> What the task requires: Find every line of the listing below where "name" appears, and copy it.

— start of Exercise data —

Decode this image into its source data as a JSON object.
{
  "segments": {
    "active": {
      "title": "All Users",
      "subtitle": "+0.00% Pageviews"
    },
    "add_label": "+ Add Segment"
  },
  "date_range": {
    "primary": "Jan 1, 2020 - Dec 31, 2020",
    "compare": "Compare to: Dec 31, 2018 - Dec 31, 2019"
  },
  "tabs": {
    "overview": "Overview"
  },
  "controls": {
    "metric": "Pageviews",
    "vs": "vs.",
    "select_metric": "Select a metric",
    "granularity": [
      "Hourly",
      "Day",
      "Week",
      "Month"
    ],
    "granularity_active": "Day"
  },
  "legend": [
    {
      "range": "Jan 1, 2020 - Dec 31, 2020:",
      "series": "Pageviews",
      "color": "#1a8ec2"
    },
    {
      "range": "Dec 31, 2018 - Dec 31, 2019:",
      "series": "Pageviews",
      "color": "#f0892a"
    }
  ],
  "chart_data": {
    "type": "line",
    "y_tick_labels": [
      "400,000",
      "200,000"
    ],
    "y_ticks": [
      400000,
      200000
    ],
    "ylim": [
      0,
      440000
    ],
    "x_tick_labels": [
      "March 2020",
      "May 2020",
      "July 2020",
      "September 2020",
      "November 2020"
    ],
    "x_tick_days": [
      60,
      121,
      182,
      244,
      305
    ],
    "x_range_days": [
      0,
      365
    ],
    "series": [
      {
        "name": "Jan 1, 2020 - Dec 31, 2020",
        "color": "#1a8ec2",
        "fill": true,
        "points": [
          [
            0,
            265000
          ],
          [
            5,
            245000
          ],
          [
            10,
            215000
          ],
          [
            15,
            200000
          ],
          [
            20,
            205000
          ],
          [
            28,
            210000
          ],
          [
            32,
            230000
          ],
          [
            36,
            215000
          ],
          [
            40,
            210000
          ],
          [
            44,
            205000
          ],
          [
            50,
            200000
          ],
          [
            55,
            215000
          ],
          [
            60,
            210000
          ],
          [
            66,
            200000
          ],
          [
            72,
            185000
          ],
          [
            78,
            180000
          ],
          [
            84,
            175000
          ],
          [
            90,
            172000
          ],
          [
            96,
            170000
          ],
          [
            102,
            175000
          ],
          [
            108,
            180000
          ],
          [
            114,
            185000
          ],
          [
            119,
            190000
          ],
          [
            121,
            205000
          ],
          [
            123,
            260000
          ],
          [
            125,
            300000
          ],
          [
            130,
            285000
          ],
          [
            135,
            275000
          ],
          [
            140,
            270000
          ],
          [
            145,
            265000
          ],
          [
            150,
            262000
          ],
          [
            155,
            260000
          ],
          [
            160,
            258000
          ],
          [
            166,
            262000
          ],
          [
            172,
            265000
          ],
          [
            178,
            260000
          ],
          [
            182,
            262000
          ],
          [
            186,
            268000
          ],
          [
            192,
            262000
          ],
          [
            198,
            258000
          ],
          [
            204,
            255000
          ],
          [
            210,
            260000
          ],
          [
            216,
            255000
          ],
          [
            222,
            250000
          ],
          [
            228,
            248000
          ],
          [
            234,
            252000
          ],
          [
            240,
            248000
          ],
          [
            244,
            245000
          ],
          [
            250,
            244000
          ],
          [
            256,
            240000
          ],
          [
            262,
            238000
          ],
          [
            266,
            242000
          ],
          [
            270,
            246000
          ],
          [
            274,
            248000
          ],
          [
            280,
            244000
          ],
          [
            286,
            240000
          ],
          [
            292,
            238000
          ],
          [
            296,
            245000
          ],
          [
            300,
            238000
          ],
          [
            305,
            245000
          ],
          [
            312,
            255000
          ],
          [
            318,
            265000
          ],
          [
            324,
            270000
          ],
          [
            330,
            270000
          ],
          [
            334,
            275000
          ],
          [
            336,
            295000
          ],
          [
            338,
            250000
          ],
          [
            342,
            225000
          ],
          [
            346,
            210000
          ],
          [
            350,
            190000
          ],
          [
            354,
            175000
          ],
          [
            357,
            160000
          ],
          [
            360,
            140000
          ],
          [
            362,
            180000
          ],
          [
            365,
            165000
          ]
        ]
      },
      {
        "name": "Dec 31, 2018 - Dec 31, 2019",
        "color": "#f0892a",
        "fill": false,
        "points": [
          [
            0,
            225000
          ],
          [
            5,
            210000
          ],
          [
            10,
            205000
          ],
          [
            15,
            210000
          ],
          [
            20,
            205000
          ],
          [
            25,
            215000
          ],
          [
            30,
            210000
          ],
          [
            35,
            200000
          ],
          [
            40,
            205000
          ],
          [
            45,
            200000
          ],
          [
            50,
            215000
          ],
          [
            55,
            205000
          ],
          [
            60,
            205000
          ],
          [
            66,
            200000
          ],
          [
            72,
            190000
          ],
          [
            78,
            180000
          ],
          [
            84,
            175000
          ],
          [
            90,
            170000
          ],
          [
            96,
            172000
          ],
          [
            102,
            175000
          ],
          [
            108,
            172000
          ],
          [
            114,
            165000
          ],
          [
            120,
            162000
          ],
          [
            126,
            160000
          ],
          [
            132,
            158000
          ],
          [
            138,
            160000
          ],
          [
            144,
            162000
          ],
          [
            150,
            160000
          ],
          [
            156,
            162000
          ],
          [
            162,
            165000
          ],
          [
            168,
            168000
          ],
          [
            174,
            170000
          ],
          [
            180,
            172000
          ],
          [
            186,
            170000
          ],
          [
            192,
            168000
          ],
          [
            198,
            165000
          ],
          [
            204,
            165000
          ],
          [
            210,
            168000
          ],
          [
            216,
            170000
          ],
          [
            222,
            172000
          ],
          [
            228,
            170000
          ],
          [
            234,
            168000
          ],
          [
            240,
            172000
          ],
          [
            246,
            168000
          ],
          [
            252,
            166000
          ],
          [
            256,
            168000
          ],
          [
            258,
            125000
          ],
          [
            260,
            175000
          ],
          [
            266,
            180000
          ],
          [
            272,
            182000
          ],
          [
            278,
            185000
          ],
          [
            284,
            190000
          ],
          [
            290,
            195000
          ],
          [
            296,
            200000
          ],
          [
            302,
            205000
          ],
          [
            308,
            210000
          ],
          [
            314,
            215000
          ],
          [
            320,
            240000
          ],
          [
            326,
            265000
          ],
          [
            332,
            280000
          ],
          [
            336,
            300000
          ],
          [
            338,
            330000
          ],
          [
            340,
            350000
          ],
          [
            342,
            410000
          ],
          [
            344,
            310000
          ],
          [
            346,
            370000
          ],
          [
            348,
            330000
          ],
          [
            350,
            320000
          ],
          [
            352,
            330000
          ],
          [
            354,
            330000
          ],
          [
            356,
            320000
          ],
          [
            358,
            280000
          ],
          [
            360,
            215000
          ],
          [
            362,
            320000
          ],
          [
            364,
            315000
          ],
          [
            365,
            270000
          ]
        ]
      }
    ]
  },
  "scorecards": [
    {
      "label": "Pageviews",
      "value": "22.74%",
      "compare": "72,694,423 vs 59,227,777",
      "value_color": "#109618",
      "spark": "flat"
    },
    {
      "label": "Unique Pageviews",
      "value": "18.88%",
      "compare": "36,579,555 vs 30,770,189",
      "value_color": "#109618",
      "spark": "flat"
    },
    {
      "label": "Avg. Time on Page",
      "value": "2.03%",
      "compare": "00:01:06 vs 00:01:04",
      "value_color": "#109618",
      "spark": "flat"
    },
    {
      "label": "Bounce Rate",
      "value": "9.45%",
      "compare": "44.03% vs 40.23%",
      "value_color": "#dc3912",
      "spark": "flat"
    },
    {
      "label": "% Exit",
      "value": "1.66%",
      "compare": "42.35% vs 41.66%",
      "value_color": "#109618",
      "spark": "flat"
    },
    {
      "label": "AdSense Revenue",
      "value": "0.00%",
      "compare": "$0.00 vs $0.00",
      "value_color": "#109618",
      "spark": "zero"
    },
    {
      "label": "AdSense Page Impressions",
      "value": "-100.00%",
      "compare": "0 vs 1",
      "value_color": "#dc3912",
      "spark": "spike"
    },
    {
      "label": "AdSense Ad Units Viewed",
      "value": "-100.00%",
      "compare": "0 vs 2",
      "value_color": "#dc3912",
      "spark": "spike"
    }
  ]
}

— end of Exercise data —

> Written solution:
        "name": "Jan 1, 2020 - Dec 31, 2020",
        "name": "Dec 31, 2018 - Dec 31, 2019",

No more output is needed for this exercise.